-- Start of EXTRACTED MATERIAL --

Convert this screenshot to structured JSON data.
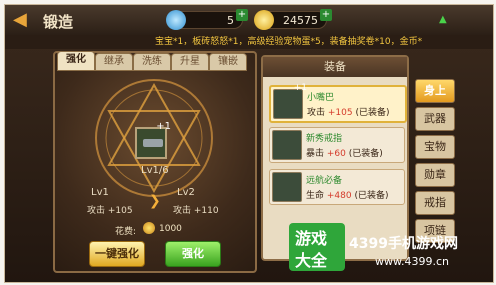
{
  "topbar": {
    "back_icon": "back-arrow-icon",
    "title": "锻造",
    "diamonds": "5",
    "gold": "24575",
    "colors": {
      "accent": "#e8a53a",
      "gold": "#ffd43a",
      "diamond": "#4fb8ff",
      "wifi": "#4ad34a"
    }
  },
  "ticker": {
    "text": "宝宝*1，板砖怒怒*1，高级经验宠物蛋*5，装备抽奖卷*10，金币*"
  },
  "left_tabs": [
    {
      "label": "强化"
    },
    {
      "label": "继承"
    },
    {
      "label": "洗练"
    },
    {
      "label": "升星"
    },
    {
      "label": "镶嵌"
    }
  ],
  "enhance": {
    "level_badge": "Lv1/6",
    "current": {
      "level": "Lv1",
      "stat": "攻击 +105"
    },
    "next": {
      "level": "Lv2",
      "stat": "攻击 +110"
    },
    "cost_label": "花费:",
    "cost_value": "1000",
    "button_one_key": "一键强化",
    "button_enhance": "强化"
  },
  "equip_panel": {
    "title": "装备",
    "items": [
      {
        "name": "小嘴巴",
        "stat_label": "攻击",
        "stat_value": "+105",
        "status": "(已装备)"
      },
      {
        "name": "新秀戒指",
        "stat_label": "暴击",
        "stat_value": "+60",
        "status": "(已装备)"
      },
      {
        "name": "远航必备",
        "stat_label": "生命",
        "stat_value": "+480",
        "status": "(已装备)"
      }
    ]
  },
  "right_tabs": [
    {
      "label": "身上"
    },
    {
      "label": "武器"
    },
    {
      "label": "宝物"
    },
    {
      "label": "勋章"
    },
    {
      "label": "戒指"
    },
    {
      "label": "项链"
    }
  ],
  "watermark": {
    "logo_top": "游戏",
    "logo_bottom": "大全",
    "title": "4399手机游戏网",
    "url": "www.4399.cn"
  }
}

-- End of EXTRACTED MATERIAL --
-- Start of EXTRACTED MATERIAL --

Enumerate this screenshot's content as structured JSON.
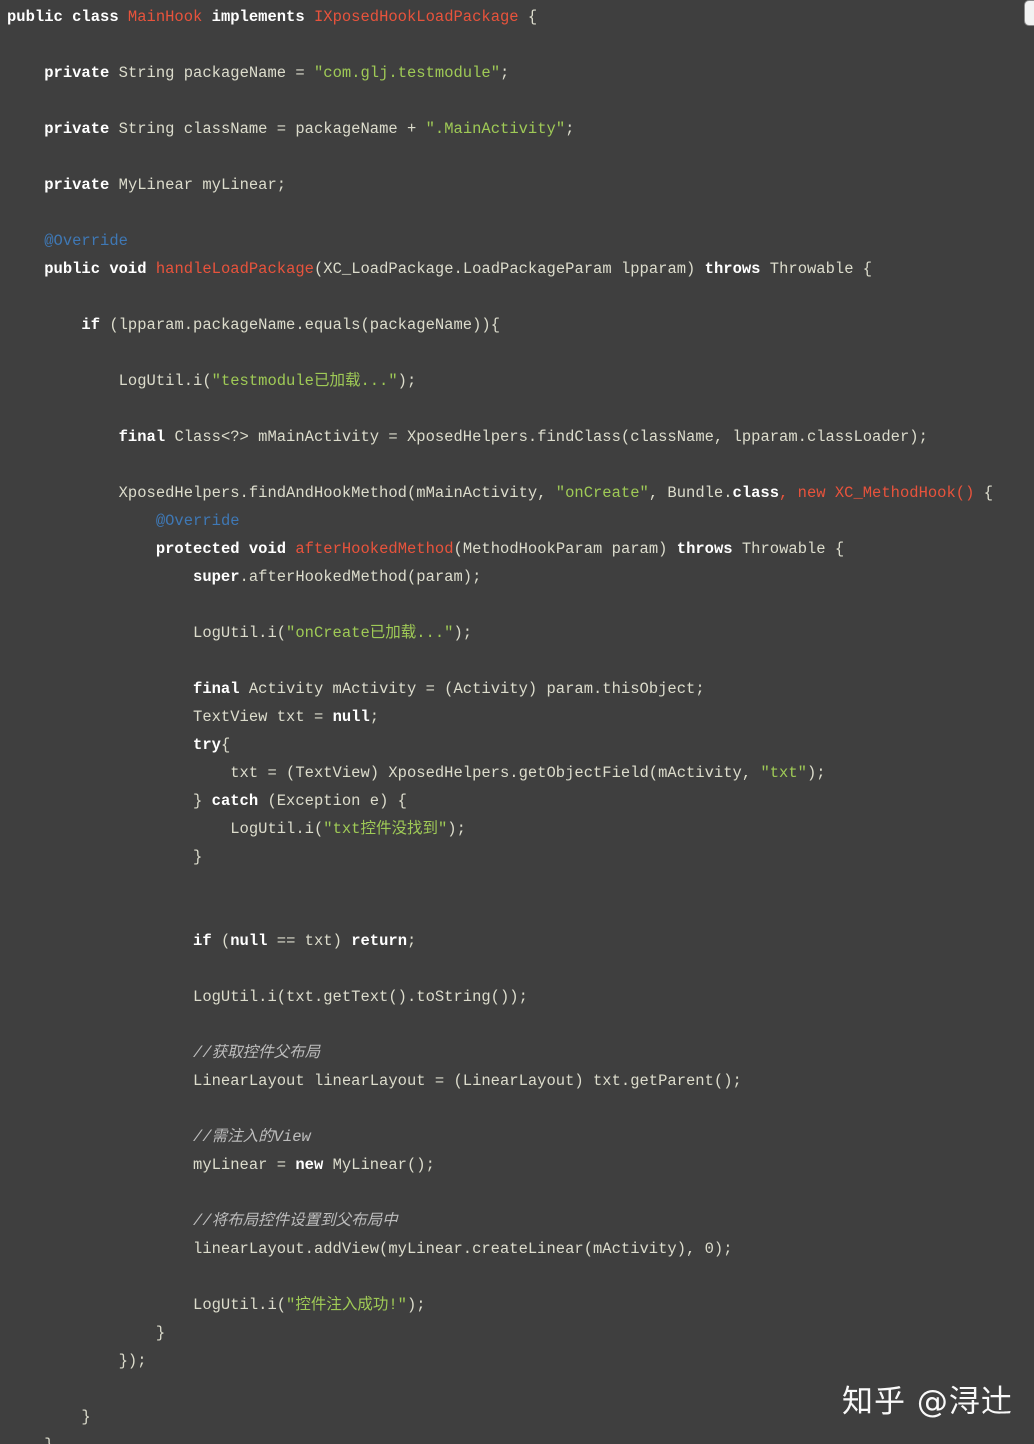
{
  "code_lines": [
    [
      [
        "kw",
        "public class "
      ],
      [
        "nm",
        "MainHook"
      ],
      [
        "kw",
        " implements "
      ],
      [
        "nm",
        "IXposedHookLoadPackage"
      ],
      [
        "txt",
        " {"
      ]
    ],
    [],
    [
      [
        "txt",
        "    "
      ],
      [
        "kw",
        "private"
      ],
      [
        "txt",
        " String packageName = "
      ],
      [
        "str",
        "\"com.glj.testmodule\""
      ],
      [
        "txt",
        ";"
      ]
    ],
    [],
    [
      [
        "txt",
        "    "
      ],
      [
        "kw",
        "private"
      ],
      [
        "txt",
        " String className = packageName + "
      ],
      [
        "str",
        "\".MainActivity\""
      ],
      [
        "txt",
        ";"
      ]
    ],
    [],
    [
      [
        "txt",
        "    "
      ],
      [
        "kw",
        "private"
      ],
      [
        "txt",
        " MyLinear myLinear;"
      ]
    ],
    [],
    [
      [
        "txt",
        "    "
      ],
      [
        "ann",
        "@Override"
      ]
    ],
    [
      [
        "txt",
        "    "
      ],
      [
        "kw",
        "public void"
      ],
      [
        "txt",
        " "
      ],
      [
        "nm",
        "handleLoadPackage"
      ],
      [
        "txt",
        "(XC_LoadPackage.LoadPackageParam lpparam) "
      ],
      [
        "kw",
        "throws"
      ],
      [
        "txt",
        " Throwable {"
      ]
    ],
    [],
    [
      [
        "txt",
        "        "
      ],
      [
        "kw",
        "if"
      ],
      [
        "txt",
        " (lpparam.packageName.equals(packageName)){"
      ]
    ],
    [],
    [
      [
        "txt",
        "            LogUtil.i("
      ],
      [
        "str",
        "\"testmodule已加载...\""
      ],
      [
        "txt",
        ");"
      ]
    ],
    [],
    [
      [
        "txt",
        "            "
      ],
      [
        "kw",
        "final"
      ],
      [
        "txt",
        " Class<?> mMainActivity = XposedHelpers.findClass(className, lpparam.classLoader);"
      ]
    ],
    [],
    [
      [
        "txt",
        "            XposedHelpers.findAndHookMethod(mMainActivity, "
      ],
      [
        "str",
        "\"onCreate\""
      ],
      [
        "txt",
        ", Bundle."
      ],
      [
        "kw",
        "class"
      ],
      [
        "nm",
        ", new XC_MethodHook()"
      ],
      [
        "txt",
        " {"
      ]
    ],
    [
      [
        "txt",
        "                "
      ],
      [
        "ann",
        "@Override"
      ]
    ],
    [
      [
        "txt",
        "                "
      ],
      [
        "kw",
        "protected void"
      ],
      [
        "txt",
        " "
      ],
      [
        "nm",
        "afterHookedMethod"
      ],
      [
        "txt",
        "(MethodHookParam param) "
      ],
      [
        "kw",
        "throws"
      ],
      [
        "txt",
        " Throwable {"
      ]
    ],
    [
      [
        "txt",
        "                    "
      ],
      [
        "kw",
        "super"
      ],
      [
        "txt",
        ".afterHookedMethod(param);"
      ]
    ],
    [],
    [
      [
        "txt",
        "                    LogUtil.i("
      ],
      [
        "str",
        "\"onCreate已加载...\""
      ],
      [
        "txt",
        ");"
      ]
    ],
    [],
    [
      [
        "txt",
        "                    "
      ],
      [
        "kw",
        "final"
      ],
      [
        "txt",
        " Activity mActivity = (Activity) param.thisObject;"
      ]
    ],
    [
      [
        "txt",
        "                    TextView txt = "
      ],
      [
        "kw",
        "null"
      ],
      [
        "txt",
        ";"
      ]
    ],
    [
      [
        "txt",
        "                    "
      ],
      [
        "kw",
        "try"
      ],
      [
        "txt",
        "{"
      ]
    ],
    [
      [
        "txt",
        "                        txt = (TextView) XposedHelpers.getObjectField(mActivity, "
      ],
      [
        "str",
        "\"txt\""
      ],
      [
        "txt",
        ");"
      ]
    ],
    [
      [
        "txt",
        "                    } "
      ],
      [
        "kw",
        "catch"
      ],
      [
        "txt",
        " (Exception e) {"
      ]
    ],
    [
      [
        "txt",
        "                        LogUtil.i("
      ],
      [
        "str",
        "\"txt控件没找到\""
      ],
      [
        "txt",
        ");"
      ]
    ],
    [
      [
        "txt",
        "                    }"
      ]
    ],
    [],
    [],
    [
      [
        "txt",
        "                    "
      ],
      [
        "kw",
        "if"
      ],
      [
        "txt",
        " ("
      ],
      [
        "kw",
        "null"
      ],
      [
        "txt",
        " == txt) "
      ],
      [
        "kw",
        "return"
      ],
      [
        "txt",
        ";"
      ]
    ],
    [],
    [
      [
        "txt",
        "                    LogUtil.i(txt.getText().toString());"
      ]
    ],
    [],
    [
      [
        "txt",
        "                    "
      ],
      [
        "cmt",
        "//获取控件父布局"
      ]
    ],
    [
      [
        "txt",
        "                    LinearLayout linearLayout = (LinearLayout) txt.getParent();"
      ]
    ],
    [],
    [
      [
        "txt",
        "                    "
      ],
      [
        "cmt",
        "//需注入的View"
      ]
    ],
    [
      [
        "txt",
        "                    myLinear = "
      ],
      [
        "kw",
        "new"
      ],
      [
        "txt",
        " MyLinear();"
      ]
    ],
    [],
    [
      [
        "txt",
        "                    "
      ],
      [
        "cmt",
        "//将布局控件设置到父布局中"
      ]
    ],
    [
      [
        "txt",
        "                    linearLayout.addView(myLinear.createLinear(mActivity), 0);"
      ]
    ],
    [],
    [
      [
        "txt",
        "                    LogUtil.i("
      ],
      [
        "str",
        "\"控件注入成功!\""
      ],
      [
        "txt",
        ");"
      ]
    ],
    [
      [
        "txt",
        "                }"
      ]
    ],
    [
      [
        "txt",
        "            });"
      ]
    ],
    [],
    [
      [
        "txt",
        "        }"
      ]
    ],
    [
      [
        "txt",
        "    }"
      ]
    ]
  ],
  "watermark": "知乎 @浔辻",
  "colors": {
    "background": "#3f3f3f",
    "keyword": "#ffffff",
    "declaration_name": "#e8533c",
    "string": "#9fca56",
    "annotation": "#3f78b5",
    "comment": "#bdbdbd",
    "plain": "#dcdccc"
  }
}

-- End of EXTRACTED MATERIAL --

* _GIVEN INSTRUCTION_: In the entries above, identify every line with the string "lpparam".

* _COMPLETED EXERCISE_:
        "(XC_LoadPackage.LoadPackageParam lpparam) "
        " (lpparam.packageName.equals(packageName)){"
        " Class<?> mMainActivity = XposedHelpers.findClass(className, lpparam.classLoader);"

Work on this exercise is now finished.